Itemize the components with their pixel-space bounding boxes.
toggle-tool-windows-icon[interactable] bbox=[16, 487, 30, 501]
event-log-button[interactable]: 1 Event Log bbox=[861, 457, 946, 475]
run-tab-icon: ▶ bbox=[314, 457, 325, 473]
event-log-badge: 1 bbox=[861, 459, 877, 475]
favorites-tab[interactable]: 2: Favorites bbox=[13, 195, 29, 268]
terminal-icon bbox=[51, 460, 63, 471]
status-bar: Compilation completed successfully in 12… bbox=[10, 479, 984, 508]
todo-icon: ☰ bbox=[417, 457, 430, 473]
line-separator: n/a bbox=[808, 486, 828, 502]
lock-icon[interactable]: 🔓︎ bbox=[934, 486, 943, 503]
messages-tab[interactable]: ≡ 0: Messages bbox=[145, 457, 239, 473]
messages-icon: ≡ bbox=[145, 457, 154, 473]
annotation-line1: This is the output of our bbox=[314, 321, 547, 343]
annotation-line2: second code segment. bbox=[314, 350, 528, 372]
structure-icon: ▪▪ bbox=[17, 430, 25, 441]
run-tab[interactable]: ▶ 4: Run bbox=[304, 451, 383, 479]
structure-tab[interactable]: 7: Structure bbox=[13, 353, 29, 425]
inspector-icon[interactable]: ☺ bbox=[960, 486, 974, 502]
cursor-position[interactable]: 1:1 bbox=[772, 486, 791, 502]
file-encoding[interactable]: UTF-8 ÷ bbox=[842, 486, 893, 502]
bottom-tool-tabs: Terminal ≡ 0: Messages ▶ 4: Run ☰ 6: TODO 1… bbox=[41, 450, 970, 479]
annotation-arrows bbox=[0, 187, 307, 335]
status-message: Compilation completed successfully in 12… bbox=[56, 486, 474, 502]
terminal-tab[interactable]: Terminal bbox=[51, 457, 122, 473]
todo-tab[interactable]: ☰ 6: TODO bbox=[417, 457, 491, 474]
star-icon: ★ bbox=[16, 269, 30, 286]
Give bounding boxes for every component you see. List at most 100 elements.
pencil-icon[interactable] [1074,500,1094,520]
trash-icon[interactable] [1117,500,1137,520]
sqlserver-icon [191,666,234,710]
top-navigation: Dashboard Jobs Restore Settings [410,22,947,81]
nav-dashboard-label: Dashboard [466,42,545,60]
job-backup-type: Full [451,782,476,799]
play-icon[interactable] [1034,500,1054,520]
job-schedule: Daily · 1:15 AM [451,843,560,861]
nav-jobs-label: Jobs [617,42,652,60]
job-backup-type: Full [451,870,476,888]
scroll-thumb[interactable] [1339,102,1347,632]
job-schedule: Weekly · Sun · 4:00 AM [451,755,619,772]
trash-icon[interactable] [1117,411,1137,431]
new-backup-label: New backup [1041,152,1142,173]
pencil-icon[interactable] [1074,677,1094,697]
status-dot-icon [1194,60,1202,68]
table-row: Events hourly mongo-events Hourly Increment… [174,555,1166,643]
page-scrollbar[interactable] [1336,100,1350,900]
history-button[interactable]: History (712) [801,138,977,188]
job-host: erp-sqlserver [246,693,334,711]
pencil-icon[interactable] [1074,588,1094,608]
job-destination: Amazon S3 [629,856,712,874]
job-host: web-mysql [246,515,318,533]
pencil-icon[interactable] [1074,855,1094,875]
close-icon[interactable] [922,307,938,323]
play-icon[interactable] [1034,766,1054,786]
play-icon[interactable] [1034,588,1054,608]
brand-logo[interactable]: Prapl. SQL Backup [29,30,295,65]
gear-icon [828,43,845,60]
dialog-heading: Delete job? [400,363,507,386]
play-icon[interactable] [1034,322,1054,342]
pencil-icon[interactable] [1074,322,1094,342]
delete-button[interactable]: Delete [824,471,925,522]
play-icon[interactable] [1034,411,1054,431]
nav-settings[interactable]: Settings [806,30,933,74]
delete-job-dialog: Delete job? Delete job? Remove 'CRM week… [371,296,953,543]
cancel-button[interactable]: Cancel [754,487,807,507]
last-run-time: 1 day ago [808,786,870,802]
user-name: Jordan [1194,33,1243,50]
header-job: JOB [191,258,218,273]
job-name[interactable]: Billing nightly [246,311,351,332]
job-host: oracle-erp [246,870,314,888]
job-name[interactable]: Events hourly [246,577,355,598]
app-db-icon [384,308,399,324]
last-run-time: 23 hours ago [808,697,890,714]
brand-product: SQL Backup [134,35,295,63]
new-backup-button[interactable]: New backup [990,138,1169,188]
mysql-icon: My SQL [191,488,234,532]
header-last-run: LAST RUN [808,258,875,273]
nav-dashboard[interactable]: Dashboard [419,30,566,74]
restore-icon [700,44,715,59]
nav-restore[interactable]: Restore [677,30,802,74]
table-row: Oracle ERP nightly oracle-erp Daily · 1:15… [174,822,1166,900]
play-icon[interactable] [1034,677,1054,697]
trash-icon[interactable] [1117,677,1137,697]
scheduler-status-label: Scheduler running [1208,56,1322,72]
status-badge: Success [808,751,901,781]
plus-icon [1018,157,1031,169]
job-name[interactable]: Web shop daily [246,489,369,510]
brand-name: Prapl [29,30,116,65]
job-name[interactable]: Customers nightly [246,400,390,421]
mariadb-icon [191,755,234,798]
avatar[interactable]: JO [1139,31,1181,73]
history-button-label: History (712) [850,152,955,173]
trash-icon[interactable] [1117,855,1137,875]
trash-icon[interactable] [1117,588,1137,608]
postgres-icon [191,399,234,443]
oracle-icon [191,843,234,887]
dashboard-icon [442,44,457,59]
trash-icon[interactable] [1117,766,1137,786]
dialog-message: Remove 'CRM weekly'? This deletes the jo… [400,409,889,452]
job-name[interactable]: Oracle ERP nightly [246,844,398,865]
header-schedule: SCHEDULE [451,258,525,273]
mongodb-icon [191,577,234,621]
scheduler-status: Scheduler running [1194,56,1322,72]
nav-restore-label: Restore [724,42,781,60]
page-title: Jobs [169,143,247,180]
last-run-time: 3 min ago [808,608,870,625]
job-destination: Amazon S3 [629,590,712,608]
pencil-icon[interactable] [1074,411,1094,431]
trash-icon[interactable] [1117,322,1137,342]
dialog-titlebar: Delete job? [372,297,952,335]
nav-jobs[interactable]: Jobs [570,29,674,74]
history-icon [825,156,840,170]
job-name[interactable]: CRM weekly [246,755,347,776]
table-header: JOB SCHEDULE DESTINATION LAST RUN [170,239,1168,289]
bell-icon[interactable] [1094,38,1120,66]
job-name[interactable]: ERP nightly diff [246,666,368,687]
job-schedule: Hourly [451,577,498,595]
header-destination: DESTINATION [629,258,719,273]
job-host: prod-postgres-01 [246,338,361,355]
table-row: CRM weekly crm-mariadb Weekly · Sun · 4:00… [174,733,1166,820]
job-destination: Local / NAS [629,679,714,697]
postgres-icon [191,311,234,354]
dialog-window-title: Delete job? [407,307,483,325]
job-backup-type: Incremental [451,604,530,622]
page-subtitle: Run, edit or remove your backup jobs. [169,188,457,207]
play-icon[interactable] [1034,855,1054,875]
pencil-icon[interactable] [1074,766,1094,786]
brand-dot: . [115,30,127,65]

■ EXERCISE PROMPT: Please reproduce every line of the records above verbatim, without changing a single character.

■ THE SOLUTION:
Itemize the components with their pixel-space bounding boxes.
toggle-tool-windows-icon[interactable] bbox=[16, 487, 30, 501]
event-log-button[interactable]: 1 Event Log bbox=[861, 457, 946, 475]
run-tab-icon: ▶ bbox=[314, 457, 325, 473]
event-log-badge: 1 bbox=[861, 459, 877, 475]
favorites-tab[interactable]: 2: Favorites bbox=[13, 195, 29, 268]
terminal-icon bbox=[51, 460, 63, 471]
status-bar: Compilation completed successfully in 12… bbox=[10, 479, 984, 508]
todo-icon: ☰ bbox=[417, 457, 430, 473]
line-separator: n/a bbox=[808, 486, 828, 502]
lock-icon[interactable]: 🔓︎ bbox=[934, 486, 943, 503]
messages-tab[interactable]: ≡ 0: Messages bbox=[145, 457, 239, 473]
messages-icon: ≡ bbox=[145, 457, 154, 473]
annotation-line1: This is the output of our bbox=[314, 321, 547, 343]
annotation-line2: second code segment. bbox=[314, 350, 528, 372]
structure-icon: ▪▪ bbox=[17, 430, 25, 441]
run-tab[interactable]: ▶ 4: Run bbox=[304, 451, 383, 479]
structure-tab[interactable]: 7: Structure bbox=[13, 353, 29, 425]
inspector-icon[interactable]: ☺ bbox=[960, 486, 974, 502]
cursor-position[interactable]: 1:1 bbox=[772, 486, 791, 502]
file-encoding[interactable]: UTF-8 ÷ bbox=[842, 486, 893, 502]
bottom-tool-tabs: Terminal ≡ 0: Messages ▶ 4: Run ☰ 6: TODO 1… bbox=[41, 450, 970, 479]
annotation-arrows bbox=[0, 187, 307, 335]
status-message: Compilation completed successfully in 12… bbox=[56, 486, 474, 502]
terminal-tab[interactable]: Terminal bbox=[51, 457, 122, 473]
todo-tab[interactable]: ☰ 6: TODO bbox=[417, 457, 491, 474]
star-icon: ★ bbox=[16, 269, 30, 286]
Give bounding boxes for every component you see. List at most 100 elements.
pencil-icon[interactable] [1074,500,1094,520]
trash-icon[interactable] [1117,500,1137,520]
sqlserver-icon [191,666,234,710]
top-navigation: Dashboard Jobs Restore Settings [410,22,947,81]
nav-dashboard-label: Dashboard [466,42,545,60]
job-backup-type: Full [451,782,476,799]
play-icon[interactable] [1034,500,1054,520]
job-schedule: Daily · 1:15 AM [451,843,560,861]
nav-jobs-label: Jobs [617,42,652,60]
job-backup-type: Full [451,870,476,888]
scroll-thumb[interactable] [1339,102,1347,632]
job-schedule: Weekly · Sun · 4:00 AM [451,755,619,772]
trash-icon[interactable] [1117,411,1137,431]
new-backup-label: New backup [1041,152,1142,173]
pencil-icon[interactable] [1074,677,1094,697]
status-dot-icon [1194,60,1202,68]
table-row: Events hourly mongo-events Hourly Increment… [174,555,1166,643]
page-scrollbar[interactable] [1336,100,1350,900]
history-button[interactable]: History (712) [801,138,977,188]
job-host: erp-sqlserver [246,693,334,711]
pencil-icon[interactable] [1074,588,1094,608]
job-destination: Amazon S3 [629,856,712,874]
job-host: web-mysql [246,515,318,533]
pencil-icon[interactable] [1074,855,1094,875]
close-icon[interactable] [922,307,938,323]
play-icon[interactable] [1034,766,1054,786]
play-icon[interactable] [1034,588,1054,608]
brand-logo[interactable]: Prapl. SQL Backup [29,30,295,65]
gear-icon [828,43,845,60]
dialog-heading: Delete job? [400,363,507,386]
play-icon[interactable] [1034,322,1054,342]
pencil-icon[interactable] [1074,322,1094,342]
delete-button[interactable]: Delete [824,471,925,522]
play-icon[interactable] [1034,411,1054,431]
nav-settings[interactable]: Settings [806,30,933,74]
delete-job-dialog: Delete job? Delete job? Remove 'CRM week… [371,296,953,543]
cancel-button[interactable]: Cancel [754,487,807,507]
last-run-time: 1 day ago [808,786,870,802]
user-name: Jordan [1194,33,1243,50]
header-job: JOB [191,258,218,273]
job-name[interactable]: Billing nightly [246,311,351,332]
job-host: oracle-erp [246,870,314,888]
job-name[interactable]: Events hourly [246,577,355,598]
app-db-icon [384,308,399,324]
last-run-time: 23 hours ago [808,697,890,714]
brand-product: SQL Backup [134,35,295,63]
new-backup-button[interactable]: New backup [990,138,1169,188]
mysql-icon: My SQL [191,488,234,532]
header-last-run: LAST RUN [808,258,875,273]
nav-dashboard[interactable]: Dashboard [419,30,566,74]
restore-icon [700,44,715,59]
nav-restore[interactable]: Restore [677,30,802,74]
table-row: Oracle ERP nightly oracle-erp Daily · 1:15… [174,822,1166,900]
play-icon[interactable] [1034,677,1054,697]
trash-icon[interactable] [1117,677,1137,697]
scheduler-status-label: Scheduler running [1208,56,1322,72]
status-badge: Success [808,751,901,781]
plus-icon [1018,157,1031,169]
job-name[interactable]: Web shop daily [246,489,369,510]
brand-name: Prapl [29,30,116,65]
job-name[interactable]: Customers nightly [246,400,390,421]
mariadb-icon [191,755,234,798]
avatar[interactable]: JO [1139,31,1181,73]
history-button-label: History (712) [850,152,955,173]
trash-icon[interactable] [1117,855,1137,875]
trash-icon[interactable] [1117,588,1137,608]
postgres-icon [191,399,234,443]
oracle-icon [191,843,234,887]
dashboard-icon [442,44,457,59]
trash-icon[interactable] [1117,766,1137,786]
dialog-message: Remove 'CRM weekly'? This deletes the jo… [400,409,889,452]
job-name[interactable]: Oracle ERP nightly [246,844,398,865]
header-schedule: SCHEDULE [451,258,525,273]
mongodb-icon [191,577,234,621]
scheduler-status: Scheduler running [1194,56,1322,72]
nav-restore-label: Restore [724,42,781,60]
page-title: Jobs [169,143,247,180]
last-run-time: 3 min ago [808,608,870,625]
job-destination: Amazon S3 [629,590,712,608]
pencil-icon[interactable] [1074,411,1094,431]
trash-icon[interactable] [1117,322,1137,342]
dialog-titlebar: Delete job? [372,297,952,335]
nav-jobs[interactable]: Jobs [570,29,674,74]
history-icon [825,156,840,170]
job-name[interactable]: CRM weekly [246,755,347,776]
table-header: JOB SCHEDULE DESTINATION LAST RUN [170,239,1168,289]
bell-icon[interactable] [1094,38,1120,66]
job-name[interactable]: ERP nightly diff [246,666,368,687]
job-schedule: Hourly [451,577,498,595]
header-destination: DESTINATION [629,258,719,273]
job-host: prod-postgres-01 [246,338,361,355]
table-row: CRM weekly crm-mariadb Weekly · Sun · 4:00… [174,733,1166,820]
job-destination: Local / NAS [629,679,714,697]
postgres-icon [191,311,234,354]
dialog-window-title: Delete job? [407,307,483,325]
job-backup-type: Incremental [451,604,530,622]
page-subtitle: Run, edit or remove your backup jobs. [169,188,457,207]
play-icon[interactable] [1034,855,1054,875]
pencil-icon[interactable] [1074,766,1094,786]
brand-dot: . [115,30,127,65]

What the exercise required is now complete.